Records for the exercise —

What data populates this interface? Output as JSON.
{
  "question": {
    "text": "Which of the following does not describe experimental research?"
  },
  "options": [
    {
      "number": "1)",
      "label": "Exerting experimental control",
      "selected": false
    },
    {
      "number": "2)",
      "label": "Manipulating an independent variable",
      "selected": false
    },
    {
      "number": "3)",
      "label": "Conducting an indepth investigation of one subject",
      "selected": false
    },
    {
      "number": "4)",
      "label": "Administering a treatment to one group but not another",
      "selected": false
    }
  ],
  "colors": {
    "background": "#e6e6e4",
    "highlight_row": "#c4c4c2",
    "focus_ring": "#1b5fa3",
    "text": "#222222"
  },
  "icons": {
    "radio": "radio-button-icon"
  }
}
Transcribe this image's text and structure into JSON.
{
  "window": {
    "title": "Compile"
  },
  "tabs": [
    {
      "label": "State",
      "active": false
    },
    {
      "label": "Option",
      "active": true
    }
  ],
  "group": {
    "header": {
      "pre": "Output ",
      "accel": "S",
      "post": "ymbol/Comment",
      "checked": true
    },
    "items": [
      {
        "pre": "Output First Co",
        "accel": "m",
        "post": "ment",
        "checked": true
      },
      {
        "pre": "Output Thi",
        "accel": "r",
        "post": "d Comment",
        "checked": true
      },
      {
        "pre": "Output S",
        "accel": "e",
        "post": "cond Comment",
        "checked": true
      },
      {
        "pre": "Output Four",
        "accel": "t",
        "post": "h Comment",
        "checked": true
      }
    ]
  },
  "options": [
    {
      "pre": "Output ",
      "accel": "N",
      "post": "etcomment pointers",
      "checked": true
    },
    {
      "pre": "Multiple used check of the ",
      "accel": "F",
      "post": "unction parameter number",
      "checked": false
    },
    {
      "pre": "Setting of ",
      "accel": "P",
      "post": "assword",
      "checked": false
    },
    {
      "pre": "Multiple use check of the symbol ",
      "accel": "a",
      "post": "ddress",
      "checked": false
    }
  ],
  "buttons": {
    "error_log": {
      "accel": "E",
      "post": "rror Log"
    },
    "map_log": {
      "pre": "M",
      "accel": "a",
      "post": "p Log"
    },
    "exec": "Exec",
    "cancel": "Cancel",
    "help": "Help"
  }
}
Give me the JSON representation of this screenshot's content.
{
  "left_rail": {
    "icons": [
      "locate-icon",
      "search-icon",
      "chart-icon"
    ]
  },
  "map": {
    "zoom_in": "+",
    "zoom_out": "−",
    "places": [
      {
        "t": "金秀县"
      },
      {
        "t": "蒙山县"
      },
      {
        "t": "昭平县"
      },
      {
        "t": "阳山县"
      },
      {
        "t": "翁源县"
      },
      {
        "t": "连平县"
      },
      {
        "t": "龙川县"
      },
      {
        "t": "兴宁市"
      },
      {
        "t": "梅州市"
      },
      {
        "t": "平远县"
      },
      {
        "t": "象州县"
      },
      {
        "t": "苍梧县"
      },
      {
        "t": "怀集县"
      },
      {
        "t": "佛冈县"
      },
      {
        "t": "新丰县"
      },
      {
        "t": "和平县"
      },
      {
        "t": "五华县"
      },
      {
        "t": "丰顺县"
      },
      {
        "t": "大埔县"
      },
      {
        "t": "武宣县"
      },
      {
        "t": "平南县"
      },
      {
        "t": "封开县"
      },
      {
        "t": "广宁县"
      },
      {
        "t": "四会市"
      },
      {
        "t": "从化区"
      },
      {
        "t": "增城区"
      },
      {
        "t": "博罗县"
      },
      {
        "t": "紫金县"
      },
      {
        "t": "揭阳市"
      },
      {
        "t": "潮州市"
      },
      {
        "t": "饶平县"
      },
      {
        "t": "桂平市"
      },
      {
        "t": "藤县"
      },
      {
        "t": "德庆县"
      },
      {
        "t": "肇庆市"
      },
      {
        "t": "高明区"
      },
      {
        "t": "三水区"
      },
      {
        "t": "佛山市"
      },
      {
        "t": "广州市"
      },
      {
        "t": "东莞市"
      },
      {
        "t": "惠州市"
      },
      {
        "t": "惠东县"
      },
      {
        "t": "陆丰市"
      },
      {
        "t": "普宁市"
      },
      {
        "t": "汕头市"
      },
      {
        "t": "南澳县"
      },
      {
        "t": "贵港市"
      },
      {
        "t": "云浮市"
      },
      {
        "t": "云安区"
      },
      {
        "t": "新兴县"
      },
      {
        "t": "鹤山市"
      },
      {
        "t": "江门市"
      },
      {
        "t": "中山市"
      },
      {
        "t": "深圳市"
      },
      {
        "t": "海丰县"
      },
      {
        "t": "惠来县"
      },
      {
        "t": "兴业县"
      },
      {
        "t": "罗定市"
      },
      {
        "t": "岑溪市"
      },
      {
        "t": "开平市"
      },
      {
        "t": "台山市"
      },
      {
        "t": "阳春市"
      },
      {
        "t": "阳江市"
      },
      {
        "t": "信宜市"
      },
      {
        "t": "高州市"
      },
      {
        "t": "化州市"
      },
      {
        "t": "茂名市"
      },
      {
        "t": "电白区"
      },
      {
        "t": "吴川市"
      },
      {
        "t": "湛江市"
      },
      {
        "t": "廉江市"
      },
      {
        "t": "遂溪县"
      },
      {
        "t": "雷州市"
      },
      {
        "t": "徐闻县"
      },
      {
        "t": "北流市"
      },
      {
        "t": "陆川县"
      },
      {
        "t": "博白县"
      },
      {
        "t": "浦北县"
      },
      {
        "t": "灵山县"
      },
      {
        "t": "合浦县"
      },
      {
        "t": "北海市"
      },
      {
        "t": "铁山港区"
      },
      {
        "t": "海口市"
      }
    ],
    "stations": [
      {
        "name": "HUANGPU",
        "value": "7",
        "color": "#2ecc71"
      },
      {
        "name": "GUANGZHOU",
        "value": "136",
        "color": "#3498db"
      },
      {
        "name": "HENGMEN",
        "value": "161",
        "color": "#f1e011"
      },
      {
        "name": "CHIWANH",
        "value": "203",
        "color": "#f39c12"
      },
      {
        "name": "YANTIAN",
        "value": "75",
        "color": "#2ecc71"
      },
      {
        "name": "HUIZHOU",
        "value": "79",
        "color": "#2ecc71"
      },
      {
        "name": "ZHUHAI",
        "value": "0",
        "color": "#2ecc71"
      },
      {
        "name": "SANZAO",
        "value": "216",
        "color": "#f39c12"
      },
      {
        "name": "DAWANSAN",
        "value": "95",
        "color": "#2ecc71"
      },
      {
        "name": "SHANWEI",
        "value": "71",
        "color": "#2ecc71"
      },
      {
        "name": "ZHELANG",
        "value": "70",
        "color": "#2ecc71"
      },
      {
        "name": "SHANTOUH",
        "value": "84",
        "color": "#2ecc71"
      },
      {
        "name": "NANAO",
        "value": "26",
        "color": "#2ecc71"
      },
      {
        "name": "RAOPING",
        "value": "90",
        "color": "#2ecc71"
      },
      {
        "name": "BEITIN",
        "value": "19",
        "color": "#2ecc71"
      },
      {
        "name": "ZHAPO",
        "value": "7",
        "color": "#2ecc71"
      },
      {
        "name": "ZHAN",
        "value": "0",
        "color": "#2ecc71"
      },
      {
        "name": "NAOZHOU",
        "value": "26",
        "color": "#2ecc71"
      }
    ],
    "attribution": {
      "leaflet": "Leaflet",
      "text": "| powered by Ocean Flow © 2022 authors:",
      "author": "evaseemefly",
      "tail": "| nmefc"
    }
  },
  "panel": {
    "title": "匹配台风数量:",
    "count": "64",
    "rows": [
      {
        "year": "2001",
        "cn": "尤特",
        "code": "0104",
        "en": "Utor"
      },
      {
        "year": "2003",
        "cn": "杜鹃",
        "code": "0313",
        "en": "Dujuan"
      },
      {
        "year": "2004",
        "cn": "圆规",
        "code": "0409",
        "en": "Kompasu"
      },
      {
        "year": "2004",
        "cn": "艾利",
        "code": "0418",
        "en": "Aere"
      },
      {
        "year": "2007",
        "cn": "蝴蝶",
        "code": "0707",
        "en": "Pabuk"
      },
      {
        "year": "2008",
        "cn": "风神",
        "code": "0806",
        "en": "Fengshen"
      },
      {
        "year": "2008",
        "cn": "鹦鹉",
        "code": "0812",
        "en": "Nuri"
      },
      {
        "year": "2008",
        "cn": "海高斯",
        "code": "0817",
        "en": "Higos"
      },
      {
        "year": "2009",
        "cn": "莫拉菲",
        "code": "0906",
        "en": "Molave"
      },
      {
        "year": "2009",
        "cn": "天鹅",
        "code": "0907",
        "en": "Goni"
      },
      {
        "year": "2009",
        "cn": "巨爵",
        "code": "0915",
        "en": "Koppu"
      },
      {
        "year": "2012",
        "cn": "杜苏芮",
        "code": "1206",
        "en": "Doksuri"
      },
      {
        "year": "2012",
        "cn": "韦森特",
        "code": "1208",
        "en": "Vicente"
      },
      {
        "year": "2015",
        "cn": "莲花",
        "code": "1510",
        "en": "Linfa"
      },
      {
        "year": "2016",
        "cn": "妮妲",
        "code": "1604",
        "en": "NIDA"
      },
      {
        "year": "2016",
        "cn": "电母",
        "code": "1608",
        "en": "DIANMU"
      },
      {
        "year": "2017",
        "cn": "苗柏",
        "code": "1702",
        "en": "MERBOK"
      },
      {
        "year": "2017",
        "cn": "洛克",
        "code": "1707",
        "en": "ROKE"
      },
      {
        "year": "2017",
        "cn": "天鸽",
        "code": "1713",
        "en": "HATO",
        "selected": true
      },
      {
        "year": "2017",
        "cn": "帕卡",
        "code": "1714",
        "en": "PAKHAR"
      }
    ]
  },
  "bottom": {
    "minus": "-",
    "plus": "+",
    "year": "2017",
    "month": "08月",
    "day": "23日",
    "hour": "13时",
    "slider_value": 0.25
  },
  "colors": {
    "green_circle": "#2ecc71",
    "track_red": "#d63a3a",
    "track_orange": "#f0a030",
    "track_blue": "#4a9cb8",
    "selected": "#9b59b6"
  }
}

Exercise — From the material, report only how many lines include the word "JSON".

Response to the task — 3